> **TASK STATEMENT**: State how many lines of the records contain the string "every", and give no other information.

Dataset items
## Start
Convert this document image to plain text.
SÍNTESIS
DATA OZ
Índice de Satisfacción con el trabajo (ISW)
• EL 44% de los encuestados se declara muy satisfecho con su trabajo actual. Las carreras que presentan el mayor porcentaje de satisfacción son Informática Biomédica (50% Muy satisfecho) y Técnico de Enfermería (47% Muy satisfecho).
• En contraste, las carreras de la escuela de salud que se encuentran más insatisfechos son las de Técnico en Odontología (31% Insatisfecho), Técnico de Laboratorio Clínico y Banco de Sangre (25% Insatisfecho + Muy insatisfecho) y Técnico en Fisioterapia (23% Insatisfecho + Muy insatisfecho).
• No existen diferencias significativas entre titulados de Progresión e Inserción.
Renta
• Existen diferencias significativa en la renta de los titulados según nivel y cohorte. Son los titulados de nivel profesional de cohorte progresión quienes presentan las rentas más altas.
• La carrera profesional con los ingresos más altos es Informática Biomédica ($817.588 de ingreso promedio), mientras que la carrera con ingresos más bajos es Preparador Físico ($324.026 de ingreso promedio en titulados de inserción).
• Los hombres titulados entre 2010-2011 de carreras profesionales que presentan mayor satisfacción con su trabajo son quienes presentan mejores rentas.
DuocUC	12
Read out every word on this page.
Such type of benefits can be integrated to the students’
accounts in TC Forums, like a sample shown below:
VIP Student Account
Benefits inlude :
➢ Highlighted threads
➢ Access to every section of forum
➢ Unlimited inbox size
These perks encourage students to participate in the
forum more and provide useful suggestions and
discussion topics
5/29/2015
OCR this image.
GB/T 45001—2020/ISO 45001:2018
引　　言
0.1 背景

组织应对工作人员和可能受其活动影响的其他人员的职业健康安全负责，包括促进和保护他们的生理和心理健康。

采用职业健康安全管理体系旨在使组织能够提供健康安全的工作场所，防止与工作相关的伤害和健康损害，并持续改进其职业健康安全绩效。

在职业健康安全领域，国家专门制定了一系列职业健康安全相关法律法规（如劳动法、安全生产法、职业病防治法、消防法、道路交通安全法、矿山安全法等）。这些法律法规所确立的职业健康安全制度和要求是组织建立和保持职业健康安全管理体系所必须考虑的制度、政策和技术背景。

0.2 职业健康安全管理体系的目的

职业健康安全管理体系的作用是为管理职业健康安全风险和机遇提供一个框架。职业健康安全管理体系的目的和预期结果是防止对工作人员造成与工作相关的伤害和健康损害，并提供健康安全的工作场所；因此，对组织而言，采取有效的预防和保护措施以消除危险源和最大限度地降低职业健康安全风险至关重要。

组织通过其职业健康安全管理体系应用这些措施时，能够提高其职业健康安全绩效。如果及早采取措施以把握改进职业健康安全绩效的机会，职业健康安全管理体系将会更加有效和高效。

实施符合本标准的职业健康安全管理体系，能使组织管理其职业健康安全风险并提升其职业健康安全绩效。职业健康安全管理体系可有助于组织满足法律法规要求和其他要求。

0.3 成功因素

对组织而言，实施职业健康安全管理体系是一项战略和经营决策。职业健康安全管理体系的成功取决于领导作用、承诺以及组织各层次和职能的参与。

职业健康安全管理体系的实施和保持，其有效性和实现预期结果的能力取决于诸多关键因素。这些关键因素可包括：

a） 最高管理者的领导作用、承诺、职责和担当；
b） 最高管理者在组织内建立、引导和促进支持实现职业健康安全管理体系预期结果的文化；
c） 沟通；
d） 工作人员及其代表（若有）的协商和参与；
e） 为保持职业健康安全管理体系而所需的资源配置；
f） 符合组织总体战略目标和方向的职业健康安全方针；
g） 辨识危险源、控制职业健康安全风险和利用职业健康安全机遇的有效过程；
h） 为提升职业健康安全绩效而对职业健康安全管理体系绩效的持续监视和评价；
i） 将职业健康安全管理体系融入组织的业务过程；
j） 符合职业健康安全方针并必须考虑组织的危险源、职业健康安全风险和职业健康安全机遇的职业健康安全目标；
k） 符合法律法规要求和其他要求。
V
## End
> **RIGHT ANSWER**: 2